* Start *

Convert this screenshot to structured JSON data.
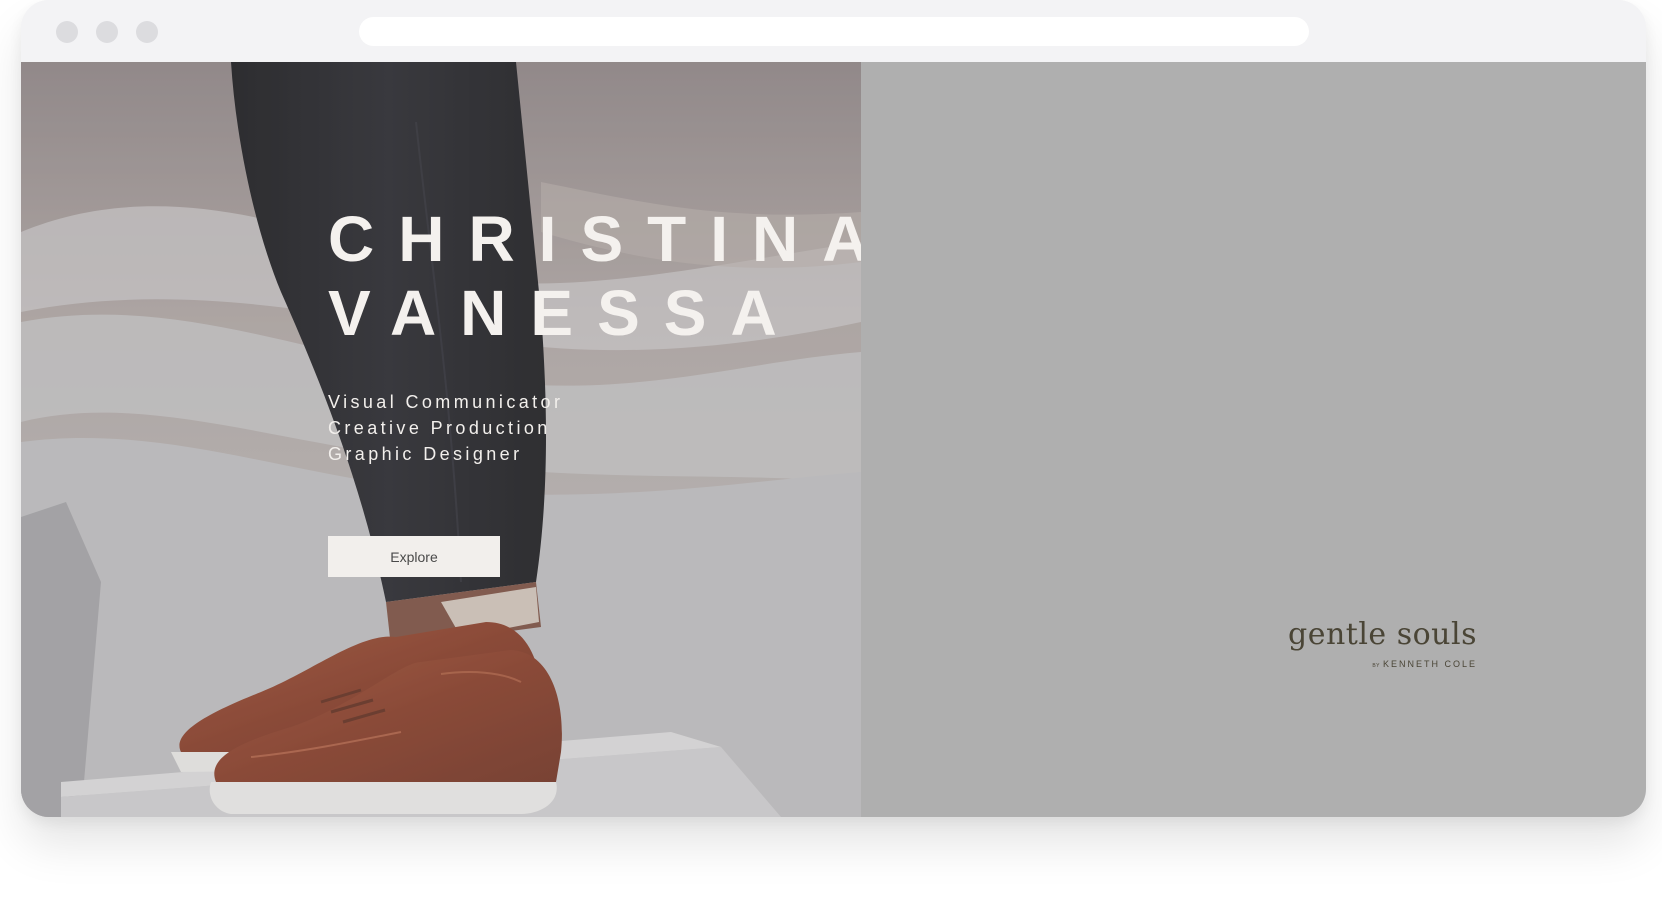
{
  "browser": {
    "window_buttons": [
      "close",
      "minimize",
      "maximize"
    ],
    "url": ""
  },
  "hero": {
    "name_line1": "CHRISTINA",
    "name_line2": "VANESSA",
    "roles": [
      "Visual Communicator",
      "Creative Production",
      "Graphic Designer"
    ],
    "cta_label": "Explore"
  },
  "brand_logo": {
    "main": "gentle souls",
    "by": "BY",
    "sub": "KENNETH COLE"
  },
  "colors": {
    "right_panel": "#afafaf",
    "headline_text": "#f4f1ee",
    "button_bg": "#f2efec",
    "shoe_leather": "#8a3b22",
    "trousers": "#15151a"
  }
}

* End *

YOUR GOAL: Pictures in the records must not appear in the copy; transcribe everything else precisely.

RESULT OF THIS TASK:
Convert this screenshot to structured JSON data.
{
  "browser": {
    "window_buttons": [
      "close",
      "minimize",
      "maximize"
    ],
    "url": ""
  },
  "hero": {
    "name_line1": "CHRISTINA",
    "name_line2": "VANESSA",
    "roles": [
      "Visual Communicator",
      "Creative Production",
      "Graphic Designer"
    ],
    "cta_label": "Explore"
  },
  "brand_logo": {
    "main": "gentle souls",
    "by": "BY",
    "sub": "KENNETH COLE"
  },
  "colors": {
    "right_panel": "#afafaf",
    "headline_text": "#f4f1ee",
    "button_bg": "#f2efec",
    "shoe_leather": "#8a3b22",
    "trousers": "#15151a"
  }
}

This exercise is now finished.